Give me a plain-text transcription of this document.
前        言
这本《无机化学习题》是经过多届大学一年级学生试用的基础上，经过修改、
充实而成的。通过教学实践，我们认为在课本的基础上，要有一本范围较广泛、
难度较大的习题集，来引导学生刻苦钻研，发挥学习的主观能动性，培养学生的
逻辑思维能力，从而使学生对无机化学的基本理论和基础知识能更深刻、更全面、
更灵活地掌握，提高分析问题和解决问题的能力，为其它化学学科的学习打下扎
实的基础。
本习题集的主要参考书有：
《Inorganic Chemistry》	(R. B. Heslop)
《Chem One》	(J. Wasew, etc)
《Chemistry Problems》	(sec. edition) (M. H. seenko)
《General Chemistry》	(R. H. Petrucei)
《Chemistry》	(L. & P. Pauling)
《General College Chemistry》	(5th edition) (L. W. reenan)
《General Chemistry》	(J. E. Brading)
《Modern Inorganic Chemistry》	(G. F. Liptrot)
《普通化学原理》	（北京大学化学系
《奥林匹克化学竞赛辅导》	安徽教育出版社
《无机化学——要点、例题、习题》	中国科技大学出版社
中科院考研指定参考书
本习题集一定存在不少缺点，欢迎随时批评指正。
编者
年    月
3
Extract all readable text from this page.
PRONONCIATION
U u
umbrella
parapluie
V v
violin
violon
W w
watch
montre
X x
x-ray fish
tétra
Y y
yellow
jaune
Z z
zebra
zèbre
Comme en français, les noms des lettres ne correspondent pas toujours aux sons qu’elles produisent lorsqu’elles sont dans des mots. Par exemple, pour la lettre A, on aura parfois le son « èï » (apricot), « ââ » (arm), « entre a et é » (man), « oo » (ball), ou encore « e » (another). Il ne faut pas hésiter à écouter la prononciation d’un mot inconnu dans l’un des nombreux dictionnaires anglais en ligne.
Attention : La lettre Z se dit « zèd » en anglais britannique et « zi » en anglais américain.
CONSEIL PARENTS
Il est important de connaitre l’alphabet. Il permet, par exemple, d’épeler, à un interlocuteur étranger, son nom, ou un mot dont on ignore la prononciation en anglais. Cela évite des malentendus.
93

- - -

#### [SET EXERCISE]
Output each record exactly, leaving nothing out.

#### [WRITTEN REPLY]
Give me a plain-text transcription of this document.
前        言
这本《无机化学习题》是经过多届大学一年级学生试用的基础上，经过修改、
充实而成的。通过教学实践，我们认为在课本的基础上，要有一本范围较广泛、
难度较大的习题集，来引导学生刻苦钻研，发挥学习的主观能动性，培养学生的
逻辑思维能力，从而使学生对无机化学的基本理论和基础知识能更深刻、更全面、
更灵活地掌握，提高分析问题和解决问题的能力，为其它化学学科的学习打下扎
实的基础。
本习题集的主要参考书有：
《Inorganic Chemistry》	(R. B. Heslop)
《Chem One》	(J. Wasew, etc)
《Chemistry Problems》	(sec. edition) (M. H. seenko)
《General Chemistry》	(R. H. Petrucei)
《Chemistry》	(L. & P. Pauling)
《General College Chemistry》	(5th edition) (L. W. reenan)
《General Chemistry》	(J. E. Brading)
《Modern Inorganic Chemistry》	(G. F. Liptrot)
《普通化学原理》	（北京大学化学系
《奥林匹克化学竞赛辅导》	安徽教育出版社
《无机化学——要点、例题、习题》	中国科技大学出版社
中科院考研指定参考书
本习题集一定存在不少缺点，欢迎随时批评指正。
编者
年    月
3
Extract all readable text from this page.
PRONONCIATION
U u
umbrella
parapluie
V v
violin
violon
W w
watch
montre
X x
x-ray fish
tétra
Y y
yellow
jaune
Z z
zebra
zèbre
Comme en français, les noms des lettres ne correspondent pas toujours aux sons qu’elles produisent lorsqu’elles sont dans des mots. Par exemple, pour la lettre A, on aura parfois le son « èï » (apricot), « ââ » (arm), « entre a et é » (man), « oo » (ball), ou encore « e » (another). Il ne faut pas hésiter à écouter la prononciation d’un mot inconnu dans l’un des nombreux dictionnaires anglais en ligne.
Attention : La lettre Z se dit « zèd » en anglais britannique et « zi » en anglais américain.
CONSEIL PARENTS
Il est important de connaitre l’alphabet. Il permet, par exemple, d’épeler, à un interlocuteur étranger, son nom, ou un mot dont on ignore la prononciation en anglais. Cela évite des malentendus.
93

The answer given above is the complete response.